● **EXERCISE DIRECTIONS**
Rewrite every one of the entries below with "data-point" replaced by "scatter-point" and every other line kept the same. Omit the pictures.

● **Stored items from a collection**
# # # # #
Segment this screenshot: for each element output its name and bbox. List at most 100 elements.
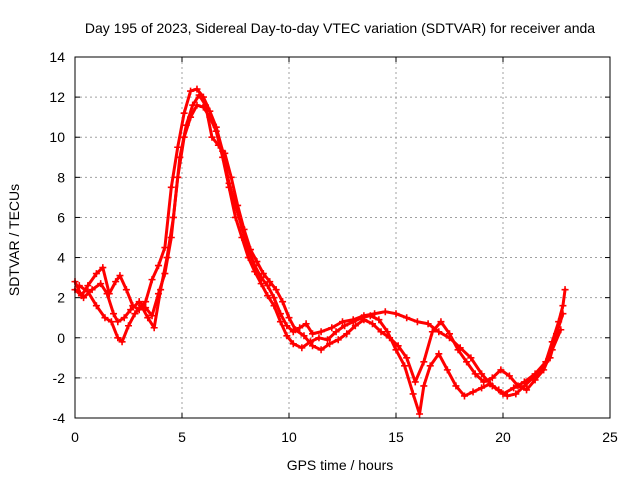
y-tick-label: 14	[49, 49, 65, 65]
data-point	[214, 141, 222, 149]
data-point	[148, 276, 156, 284]
axis-ticks: 0 5 10 15 20 25 -4 -2 0 2 4 6 8 10 12 14	[49, 49, 618, 445]
data-point	[251, 268, 259, 276]
data-point	[276, 318, 284, 326]
chart-title: Day 195 of 2023, Sidereal Day-to-day VTE…	[85, 20, 595, 36]
data-point	[377, 328, 385, 336]
data-point	[540, 366, 548, 374]
data-point	[446, 330, 453, 338]
data-point	[246, 246, 254, 254]
data-point	[420, 358, 428, 366]
data-point	[202, 101, 210, 109]
data-point	[103, 290, 111, 298]
data-point	[332, 328, 340, 336]
data-point	[495, 386, 503, 394]
data-point	[125, 322, 132, 330]
data-point	[392, 346, 400, 354]
data-point	[488, 374, 496, 382]
data-point	[360, 316, 368, 324]
data-point	[150, 324, 158, 332]
data-point	[298, 344, 306, 352]
data-point	[101, 314, 109, 322]
data-point	[394, 342, 402, 350]
data-point	[368, 320, 376, 328]
data-point	[460, 392, 468, 400]
data-point	[285, 314, 293, 322]
data-point	[420, 382, 428, 390]
y-tick-label: -2	[53, 370, 66, 386]
data-point	[401, 362, 409, 370]
data-point	[349, 318, 357, 326]
data-point	[169, 213, 177, 221]
data-point	[478, 370, 486, 378]
data-point	[257, 280, 265, 288]
data-point	[411, 378, 419, 386]
data-point	[112, 278, 120, 286]
data-point	[383, 328, 391, 336]
data-point	[135, 298, 143, 306]
data-point	[107, 318, 115, 326]
data-point	[116, 272, 124, 280]
data-point	[469, 388, 477, 396]
x-tick-label: 25	[602, 429, 618, 445]
series-line	[77, 93, 563, 392]
data-point	[176, 153, 184, 161]
data-point	[167, 183, 175, 191]
data-point	[99, 264, 107, 272]
data-point	[137, 302, 145, 310]
data-point	[452, 382, 460, 390]
y-tick-label: 10	[49, 129, 65, 145]
data-point	[244, 254, 252, 262]
data-point	[497, 366, 505, 374]
data-point	[240, 225, 248, 233]
x-tick-label: 10	[281, 429, 297, 445]
data-point	[131, 310, 139, 318]
data-point	[454, 346, 462, 354]
data-point	[163, 254, 171, 262]
series-group	[71, 101, 567, 418]
data-point	[127, 306, 135, 314]
x-axis-label: GPS time / hours	[287, 457, 394, 473]
y-tick-label: 6	[57, 209, 65, 225]
data-point	[548, 346, 556, 354]
data-point	[208, 133, 216, 141]
data-point	[478, 384, 486, 392]
data-point	[309, 342, 317, 350]
data-point	[371, 310, 379, 318]
data-point	[463, 358, 471, 366]
data-point	[505, 372, 513, 380]
data-point	[84, 282, 92, 290]
plot-frame	[74, 56, 611, 419]
data-point	[435, 328, 443, 336]
plot-series	[71, 85, 569, 418]
data-point	[221, 149, 229, 157]
data-point	[195, 91, 203, 99]
data-point	[559, 302, 567, 310]
data-point	[334, 336, 342, 344]
data-point	[88, 286, 96, 294]
data-point	[92, 302, 100, 310]
data-point	[97, 280, 105, 288]
data-point	[296, 324, 304, 332]
data-point	[486, 380, 494, 388]
data-point	[381, 308, 389, 316]
data-point	[289, 340, 297, 348]
x-tick-label: 15	[388, 429, 404, 445]
data-point	[343, 330, 351, 338]
data-point	[225, 183, 233, 191]
data-point	[227, 173, 235, 181]
data-point	[559, 310, 567, 318]
data-point	[253, 258, 261, 266]
data-point	[392, 310, 400, 318]
data-point	[270, 302, 278, 310]
y-tick-label: 0	[57, 330, 65, 346]
data-point	[386, 334, 394, 342]
data-point	[238, 234, 246, 241]
x-tick-label: 5	[178, 429, 186, 445]
data-point	[122, 286, 130, 294]
data-point	[187, 87, 195, 95]
data-point	[80, 294, 88, 302]
data-point	[264, 282, 272, 290]
data-point	[193, 85, 201, 93]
# # # # #
● **SOLUTION TO THIS TASK**
Segment this screenshot: for each element output its name and bbox. List at most 100 elements.
y-tick-label: 14	[49, 49, 65, 65]
scatter-point	[214, 141, 222, 149]
scatter-point	[148, 276, 156, 284]
axis-ticks: 0 5 10 15 20 25 -4 -2 0 2 4 6 8 10 12 14	[49, 49, 618, 445]
scatter-point	[251, 268, 259, 276]
scatter-point	[276, 318, 284, 326]
chart-title: Day 195 of 2023, Sidereal Day-to-day VTE…	[85, 20, 595, 36]
scatter-point	[377, 328, 385, 336]
scatter-point	[540, 366, 548, 374]
scatter-point	[446, 330, 453, 338]
scatter-point	[246, 246, 254, 254]
scatter-point	[420, 358, 428, 366]
scatter-point	[202, 101, 210, 109]
scatter-point	[103, 290, 111, 298]
scatter-point	[332, 328, 340, 336]
scatter-point	[495, 386, 503, 394]
scatter-point	[125, 322, 132, 330]
scatter-point	[392, 346, 400, 354]
scatter-point	[488, 374, 496, 382]
scatter-point	[360, 316, 368, 324]
scatter-point	[150, 324, 158, 332]
scatter-point	[298, 344, 306, 352]
scatter-point	[101, 314, 109, 322]
scatter-point	[394, 342, 402, 350]
scatter-point	[368, 320, 376, 328]
scatter-point	[460, 392, 468, 400]
scatter-point	[285, 314, 293, 322]
scatter-point	[420, 382, 428, 390]
y-tick-label: -2	[53, 370, 66, 386]
scatter-point	[401, 362, 409, 370]
scatter-point	[349, 318, 357, 326]
scatter-point	[169, 213, 177, 221]
scatter-point	[478, 370, 486, 378]
scatter-point	[257, 280, 265, 288]
scatter-point	[411, 378, 419, 386]
scatter-point	[112, 278, 120, 286]
scatter-point	[383, 328, 391, 336]
scatter-point	[135, 298, 143, 306]
scatter-point	[107, 318, 115, 326]
scatter-point	[116, 272, 124, 280]
scatter-point	[469, 388, 477, 396]
x-tick-label: 25	[602, 429, 618, 445]
series-line	[77, 93, 563, 392]
scatter-point	[176, 153, 184, 161]
scatter-point	[167, 183, 175, 191]
scatter-point	[99, 264, 107, 272]
scatter-point	[137, 302, 145, 310]
scatter-point	[452, 382, 460, 390]
y-tick-label: 10	[49, 129, 65, 145]
scatter-point	[244, 254, 252, 262]
scatter-point	[497, 366, 505, 374]
scatter-point	[240, 225, 248, 233]
x-tick-label: 10	[281, 429, 297, 445]
scatter-point	[131, 310, 139, 318]
scatter-point	[454, 346, 462, 354]
scatter-point	[163, 254, 171, 262]
series-group	[71, 101, 567, 418]
scatter-point	[127, 306, 135, 314]
x-axis-label: GPS time / hours	[287, 457, 394, 473]
y-tick-label: 6	[57, 209, 65, 225]
scatter-point	[548, 346, 556, 354]
scatter-point	[208, 133, 216, 141]
scatter-point	[478, 384, 486, 392]
scatter-point	[309, 342, 317, 350]
scatter-point	[371, 310, 379, 318]
scatter-point	[463, 358, 471, 366]
scatter-point	[505, 372, 513, 380]
scatter-point	[84, 282, 92, 290]
plot-frame	[74, 56, 611, 419]
scatter-point	[435, 328, 443, 336]
plot-series	[71, 85, 569, 418]
scatter-point	[221, 149, 229, 157]
scatter-point	[195, 91, 203, 99]
scatter-point	[559, 302, 567, 310]
scatter-point	[334, 336, 342, 344]
scatter-point	[88, 286, 96, 294]
scatter-point	[92, 302, 100, 310]
scatter-point	[97, 280, 105, 288]
scatter-point	[296, 324, 304, 332]
scatter-point	[486, 380, 494, 388]
scatter-point	[381, 308, 389, 316]
scatter-point	[289, 340, 297, 348]
x-tick-label: 15	[388, 429, 404, 445]
scatter-point	[343, 330, 351, 338]
scatter-point	[225, 183, 233, 191]
scatter-point	[227, 173, 235, 181]
scatter-point	[559, 310, 567, 318]
scatter-point	[253, 258, 261, 266]
scatter-point	[392, 310, 400, 318]
scatter-point	[270, 302, 278, 310]
y-tick-label: 0	[57, 330, 65, 346]
scatter-point	[386, 334, 394, 342]
scatter-point	[238, 234, 246, 241]
x-tick-label: 5	[178, 429, 186, 445]
scatter-point	[122, 286, 130, 294]
scatter-point	[187, 87, 195, 95]
scatter-point	[80, 294, 88, 302]
scatter-point	[264, 282, 272, 290]
scatter-point	[193, 85, 201, 93]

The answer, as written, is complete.